(Figure collection entries)
☆ ☆ ☆ ☆

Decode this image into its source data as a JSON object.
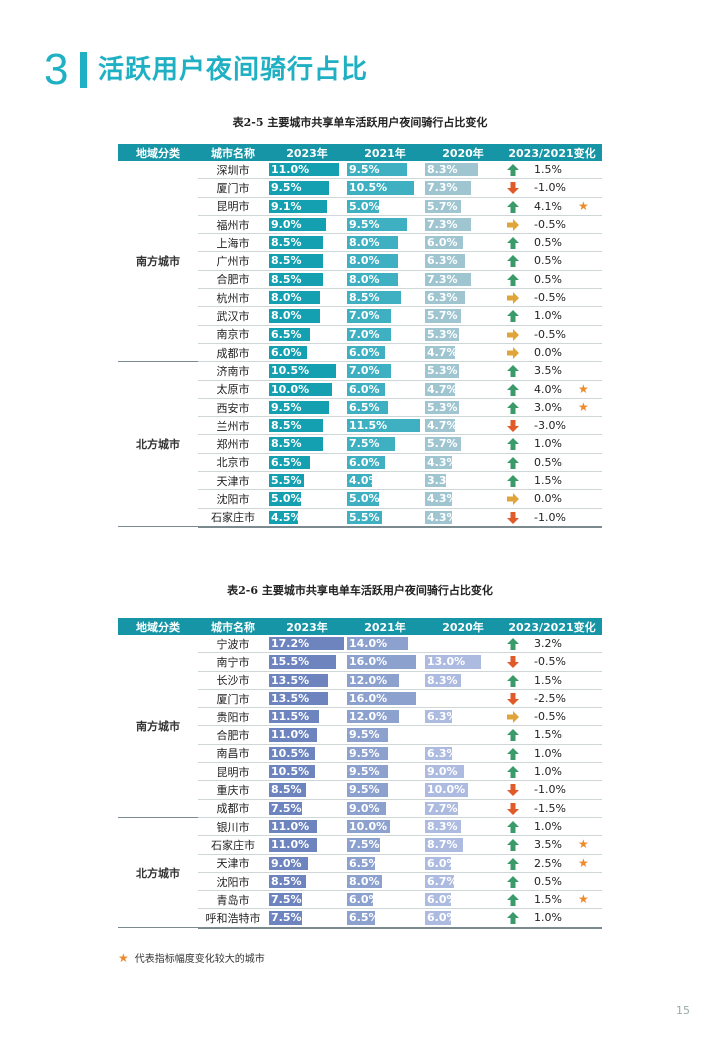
{
  "section": {
    "number": "3",
    "title": "活跃用户夜间骑行占比"
  },
  "colors": {
    "accent": "#1fb0c3",
    "up": "#3a9a6a",
    "down": "#e05a2a",
    "flat": "#e0a53a",
    "star": "#ee8a2a"
  },
  "table1": {
    "caption": "表2-5 主要城市共享单车活跃用户夜间骑行占比变化",
    "headers": [
      "地域分类",
      "城市名称",
      "2023年",
      "2021年",
      "2020年",
      "2023/2021变化"
    ],
    "regions": [
      {
        "name": "南方城市",
        "rows": [
          {
            "city": "深圳市",
            "y2023": "11.0%",
            "y2021": "9.5%",
            "y2020": "8.3%",
            "change": "1.5%",
            "trend": "up",
            "star": false
          },
          {
            "city": "厦门市",
            "y2023": "9.5%",
            "y2021": "10.5%",
            "y2020": "7.3%",
            "change": "-1.0%",
            "trend": "down",
            "star": false
          },
          {
            "city": "昆明市",
            "y2023": "9.1%",
            "y2021": "5.0%",
            "y2020": "5.7%",
            "change": "4.1%",
            "trend": "up",
            "star": true
          },
          {
            "city": "福州市",
            "y2023": "9.0%",
            "y2021": "9.5%",
            "y2020": "7.3%",
            "change": "-0.5%",
            "trend": "flat",
            "star": false
          },
          {
            "city": "上海市",
            "y2023": "8.5%",
            "y2021": "8.0%",
            "y2020": "6.0%",
            "change": "0.5%",
            "trend": "up",
            "star": false
          },
          {
            "city": "广州市",
            "y2023": "8.5%",
            "y2021": "8.0%",
            "y2020": "6.3%",
            "change": "0.5%",
            "trend": "up",
            "star": false
          },
          {
            "city": "合肥市",
            "y2023": "8.5%",
            "y2021": "8.0%",
            "y2020": "7.3%",
            "change": "0.5%",
            "trend": "up",
            "star": false
          },
          {
            "city": "杭州市",
            "y2023": "8.0%",
            "y2021": "8.5%",
            "y2020": "6.3%",
            "change": "-0.5%",
            "trend": "flat",
            "star": false
          },
          {
            "city": "武汉市",
            "y2023": "8.0%",
            "y2021": "7.0%",
            "y2020": "5.7%",
            "change": "1.0%",
            "trend": "up",
            "star": false
          },
          {
            "city": "南京市",
            "y2023": "6.5%",
            "y2021": "7.0%",
            "y2020": "5.3%",
            "change": "-0.5%",
            "trend": "flat",
            "star": false
          },
          {
            "city": "成都市",
            "y2023": "6.0%",
            "y2021": "6.0%",
            "y2020": "4.7%",
            "change": "0.0%",
            "trend": "flat",
            "star": false
          }
        ]
      },
      {
        "name": "北方城市",
        "rows": [
          {
            "city": "济南市",
            "y2023": "10.5%",
            "y2021": "7.0%",
            "y2020": "5.3%",
            "change": "3.5%",
            "trend": "up",
            "star": false
          },
          {
            "city": "太原市",
            "y2023": "10.0%",
            "y2021": "6.0%",
            "y2020": "4.7%",
            "change": "4.0%",
            "trend": "up",
            "star": true
          },
          {
            "city": "西安市",
            "y2023": "9.5%",
            "y2021": "6.5%",
            "y2020": "5.3%",
            "change": "3.0%",
            "trend": "up",
            "star": true
          },
          {
            "city": "兰州市",
            "y2023": "8.5%",
            "y2021": "11.5%",
            "y2020": "4.7%",
            "change": "-3.0%",
            "trend": "down",
            "star": false
          },
          {
            "city": "郑州市",
            "y2023": "8.5%",
            "y2021": "7.5%",
            "y2020": "5.7%",
            "change": "1.0%",
            "trend": "up",
            "star": false
          },
          {
            "city": "北京市",
            "y2023": "6.5%",
            "y2021": "6.0%",
            "y2020": "4.3%",
            "change": "0.5%",
            "trend": "up",
            "star": false
          },
          {
            "city": "天津市",
            "y2023": "5.5%",
            "y2021": "4.0%",
            "y2020": "3.3%",
            "change": "1.5%",
            "trend": "up",
            "star": false
          },
          {
            "city": "沈阳市",
            "y2023": "5.0%",
            "y2021": "5.0%",
            "y2020": "4.3%",
            "change": "0.0%",
            "trend": "flat",
            "star": false
          },
          {
            "city": "石家庄市",
            "y2023": "4.5%",
            "y2021": "5.5%",
            "y2020": "4.3%",
            "change": "-1.0%",
            "trend": "down",
            "star": false
          }
        ]
      }
    ]
  },
  "table2": {
    "caption": "表2-6 主要城市共享电单车活跃用户夜间骑行占比变化",
    "headers": [
      "地域分类",
      "城市名称",
      "2023年",
      "2021年",
      "2020年",
      "2023/2021变化"
    ],
    "regions": [
      {
        "name": "南方城市",
        "rows": [
          {
            "city": "宁波市",
            "y2023": "17.2%",
            "y2021": "14.0%",
            "y2020": "",
            "change": "3.2%",
            "trend": "up",
            "star": false
          },
          {
            "city": "南宁市",
            "y2023": "15.5%",
            "y2021": "16.0%",
            "y2020": "13.0%",
            "change": "-0.5%",
            "trend": "down",
            "star": false
          },
          {
            "city": "长沙市",
            "y2023": "13.5%",
            "y2021": "12.0%",
            "y2020": "8.3%",
            "change": "1.5%",
            "trend": "up",
            "star": false
          },
          {
            "city": "厦门市",
            "y2023": "13.5%",
            "y2021": "16.0%",
            "y2020": "",
            "change": "-2.5%",
            "trend": "down",
            "star": false
          },
          {
            "city": "贵阳市",
            "y2023": "11.5%",
            "y2021": "12.0%",
            "y2020": "6.3%",
            "change": "-0.5%",
            "trend": "flat",
            "star": false
          },
          {
            "city": "合肥市",
            "y2023": "11.0%",
            "y2021": "9.5%",
            "y2020": "",
            "change": "1.5%",
            "trend": "up",
            "star": false
          },
          {
            "city": "南昌市",
            "y2023": "10.5%",
            "y2021": "9.5%",
            "y2020": "6.3%",
            "change": "1.0%",
            "trend": "up",
            "star": false
          },
          {
            "city": "昆明市",
            "y2023": "10.5%",
            "y2021": "9.5%",
            "y2020": "9.0%",
            "change": "1.0%",
            "trend": "up",
            "star": false
          },
          {
            "city": "重庆市",
            "y2023": "8.5%",
            "y2021": "9.5%",
            "y2020": "10.0%",
            "change": "-1.0%",
            "trend": "down",
            "star": false
          },
          {
            "city": "成都市",
            "y2023": "7.5%",
            "y2021": "9.0%",
            "y2020": "7.7%",
            "change": "-1.5%",
            "trend": "down",
            "star": false
          }
        ]
      },
      {
        "name": "北方城市",
        "rows": [
          {
            "city": "银川市",
            "y2023": "11.0%",
            "y2021": "10.0%",
            "y2020": "8.3%",
            "change": "1.0%",
            "trend": "up",
            "star": false
          },
          {
            "city": "石家庄市",
            "y2023": "11.0%",
            "y2021": "7.5%",
            "y2020": "8.7%",
            "change": "3.5%",
            "trend": "up",
            "star": true
          },
          {
            "city": "天津市",
            "y2023": "9.0%",
            "y2021": "6.5%",
            "y2020": "6.0%",
            "change": "2.5%",
            "trend": "up",
            "star": true
          },
          {
            "city": "沈阳市",
            "y2023": "8.5%",
            "y2021": "8.0%",
            "y2020": "6.7%",
            "change": "0.5%",
            "trend": "up",
            "star": false
          },
          {
            "city": "青岛市",
            "y2023": "7.5%",
            "y2021": "6.0%",
            "y2020": "6.0%",
            "change": "1.5%",
            "trend": "up",
            "star": true
          },
          {
            "city": "呼和浩特市",
            "y2023": "7.5%",
            "y2021": "6.5%",
            "y2020": "6.0%",
            "change": "1.0%",
            "trend": "up",
            "star": false
          }
        ]
      }
    ]
  },
  "note": {
    "star": "★",
    "text": "代表指标幅度变化较大的城市"
  },
  "page_number": "15"
}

☆ ☆ ☆ ☆

### Aim
Print the records above exactly as they stand, but leave out the pictures.

### Exercise response
Decode this image into its source data as a JSON object.
{
  "section": {
    "number": "3",
    "title": "活跃用户夜间骑行占比"
  },
  "colors": {
    "accent": "#1fb0c3",
    "up": "#3a9a6a",
    "down": "#e05a2a",
    "flat": "#e0a53a",
    "star": "#ee8a2a"
  },
  "table1": {
    "caption": "表2-5 主要城市共享单车活跃用户夜间骑行占比变化",
    "headers": [
      "地域分类",
      "城市名称",
      "2023年",
      "2021年",
      "2020年",
      "2023/2021变化"
    ],
    "regions": [
      {
        "name": "南方城市",
        "rows": [
          {
            "city": "深圳市",
            "y2023": "11.0%",
            "y2021": "9.5%",
            "y2020": "8.3%",
            "change": "1.5%",
            "trend": "up",
            "star": false
          },
          {
            "city": "厦门市",
            "y2023": "9.5%",
            "y2021": "10.5%",
            "y2020": "7.3%",
            "change": "-1.0%",
            "trend": "down",
            "star": false
          },
          {
            "city": "昆明市",
            "y2023": "9.1%",
            "y2021": "5.0%",
            "y2020": "5.7%",
            "change": "4.1%",
            "trend": "up",
            "star": true
          },
          {
            "city": "福州市",
            "y2023": "9.0%",
            "y2021": "9.5%",
            "y2020": "7.3%",
            "change": "-0.5%",
            "trend": "flat",
            "star": false
          },
          {
            "city": "上海市",
            "y2023": "8.5%",
            "y2021": "8.0%",
            "y2020": "6.0%",
            "change": "0.5%",
            "trend": "up",
            "star": false
          },
          {
            "city": "广州市",
            "y2023": "8.5%",
            "y2021": "8.0%",
            "y2020": "6.3%",
            "change": "0.5%",
            "trend": "up",
            "star": false
          },
          {
            "city": "合肥市",
            "y2023": "8.5%",
            "y2021": "8.0%",
            "y2020": "7.3%",
            "change": "0.5%",
            "trend": "up",
            "star": false
          },
          {
            "city": "杭州市",
            "y2023": "8.0%",
            "y2021": "8.5%",
            "y2020": "6.3%",
            "change": "-0.5%",
            "trend": "flat",
            "star": false
          },
          {
            "city": "武汉市",
            "y2023": "8.0%",
            "y2021": "7.0%",
            "y2020": "5.7%",
            "change": "1.0%",
            "trend": "up",
            "star": false
          },
          {
            "city": "南京市",
            "y2023": "6.5%",
            "y2021": "7.0%",
            "y2020": "5.3%",
            "change": "-0.5%",
            "trend": "flat",
            "star": false
          },
          {
            "city": "成都市",
            "y2023": "6.0%",
            "y2021": "6.0%",
            "y2020": "4.7%",
            "change": "0.0%",
            "trend": "flat",
            "star": false
          }
        ]
      },
      {
        "name": "北方城市",
        "rows": [
          {
            "city": "济南市",
            "y2023": "10.5%",
            "y2021": "7.0%",
            "y2020": "5.3%",
            "change": "3.5%",
            "trend": "up",
            "star": false
          },
          {
            "city": "太原市",
            "y2023": "10.0%",
            "y2021": "6.0%",
            "y2020": "4.7%",
            "change": "4.0%",
            "trend": "up",
            "star": true
          },
          {
            "city": "西安市",
            "y2023": "9.5%",
            "y2021": "6.5%",
            "y2020": "5.3%",
            "change": "3.0%",
            "trend": "up",
            "star": true
          },
          {
            "city": "兰州市",
            "y2023": "8.5%",
            "y2021": "11.5%",
            "y2020": "4.7%",
            "change": "-3.0%",
            "trend": "down",
            "star": false
          },
          {
            "city": "郑州市",
            "y2023": "8.5%",
            "y2021": "7.5%",
            "y2020": "5.7%",
            "change": "1.0%",
            "trend": "up",
            "star": false
          },
          {
            "city": "北京市",
            "y2023": "6.5%",
            "y2021": "6.0%",
            "y2020": "4.3%",
            "change": "0.5%",
            "trend": "up",
            "star": false
          },
          {
            "city": "天津市",
            "y2023": "5.5%",
            "y2021": "4.0%",
            "y2020": "3.3%",
            "change": "1.5%",
            "trend": "up",
            "star": false
          },
          {
            "city": "沈阳市",
            "y2023": "5.0%",
            "y2021": "5.0%",
            "y2020": "4.3%",
            "change": "0.0%",
            "trend": "flat",
            "star": false
          },
          {
            "city": "石家庄市",
            "y2023": "4.5%",
            "y2021": "5.5%",
            "y2020": "4.3%",
            "change": "-1.0%",
            "trend": "down",
            "star": false
          }
        ]
      }
    ]
  },
  "table2": {
    "caption": "表2-6 主要城市共享电单车活跃用户夜间骑行占比变化",
    "headers": [
      "地域分类",
      "城市名称",
      "2023年",
      "2021年",
      "2020年",
      "2023/2021变化"
    ],
    "regions": [
      {
        "name": "南方城市",
        "rows": [
          {
            "city": "宁波市",
            "y2023": "17.2%",
            "y2021": "14.0%",
            "y2020": "",
            "change": "3.2%",
            "trend": "up",
            "star": false
          },
          {
            "city": "南宁市",
            "y2023": "15.5%",
            "y2021": "16.0%",
            "y2020": "13.0%",
            "change": "-0.5%",
            "trend": "down",
            "star": false
          },
          {
            "city": "长沙市",
            "y2023": "13.5%",
            "y2021": "12.0%",
            "y2020": "8.3%",
            "change": "1.5%",
            "trend": "up",
            "star": false
          },
          {
            "city": "厦门市",
            "y2023": "13.5%",
            "y2021": "16.0%",
            "y2020": "",
            "change": "-2.5%",
            "trend": "down",
            "star": false
          },
          {
            "city": "贵阳市",
            "y2023": "11.5%",
            "y2021": "12.0%",
            "y2020": "6.3%",
            "change": "-0.5%",
            "trend": "flat",
            "star": false
          },
          {
            "city": "合肥市",
            "y2023": "11.0%",
            "y2021": "9.5%",
            "y2020": "",
            "change": "1.5%",
            "trend": "up",
            "star": false
          },
          {
            "city": "南昌市",
            "y2023": "10.5%",
            "y2021": "9.5%",
            "y2020": "6.3%",
            "change": "1.0%",
            "trend": "up",
            "star": false
          },
          {
            "city": "昆明市",
            "y2023": "10.5%",
            "y2021": "9.5%",
            "y2020": "9.0%",
            "change": "1.0%",
            "trend": "up",
            "star": false
          },
          {
            "city": "重庆市",
            "y2023": "8.5%",
            "y2021": "9.5%",
            "y2020": "10.0%",
            "change": "-1.0%",
            "trend": "down",
            "star": false
          },
          {
            "city": "成都市",
            "y2023": "7.5%",
            "y2021": "9.0%",
            "y2020": "7.7%",
            "change": "-1.5%",
            "trend": "down",
            "star": false
          }
        ]
      },
      {
        "name": "北方城市",
        "rows": [
          {
            "city": "银川市",
            "y2023": "11.0%",
            "y2021": "10.0%",
            "y2020": "8.3%",
            "change": "1.0%",
            "trend": "up",
            "star": false
          },
          {
            "city": "石家庄市",
            "y2023": "11.0%",
            "y2021": "7.5%",
            "y2020": "8.7%",
            "change": "3.5%",
            "trend": "up",
            "star": true
          },
          {
            "city": "天津市",
            "y2023": "9.0%",
            "y2021": "6.5%",
            "y2020": "6.0%",
            "change": "2.5%",
            "trend": "up",
            "star": true
          },
          {
            "city": "沈阳市",
            "y2023": "8.5%",
            "y2021": "8.0%",
            "y2020": "6.7%",
            "change": "0.5%",
            "trend": "up",
            "star": false
          },
          {
            "city": "青岛市",
            "y2023": "7.5%",
            "y2021": "6.0%",
            "y2020": "6.0%",
            "change": "1.5%",
            "trend": "up",
            "star": true
          },
          {
            "city": "呼和浩特市",
            "y2023": "7.5%",
            "y2021": "6.5%",
            "y2020": "6.0%",
            "change": "1.0%",
            "trend": "up",
            "star": false
          }
        ]
      }
    ]
  },
  "note": {
    "star": "★",
    "text": "代表指标幅度变化较大的城市"
  },
  "page_number": "15"
}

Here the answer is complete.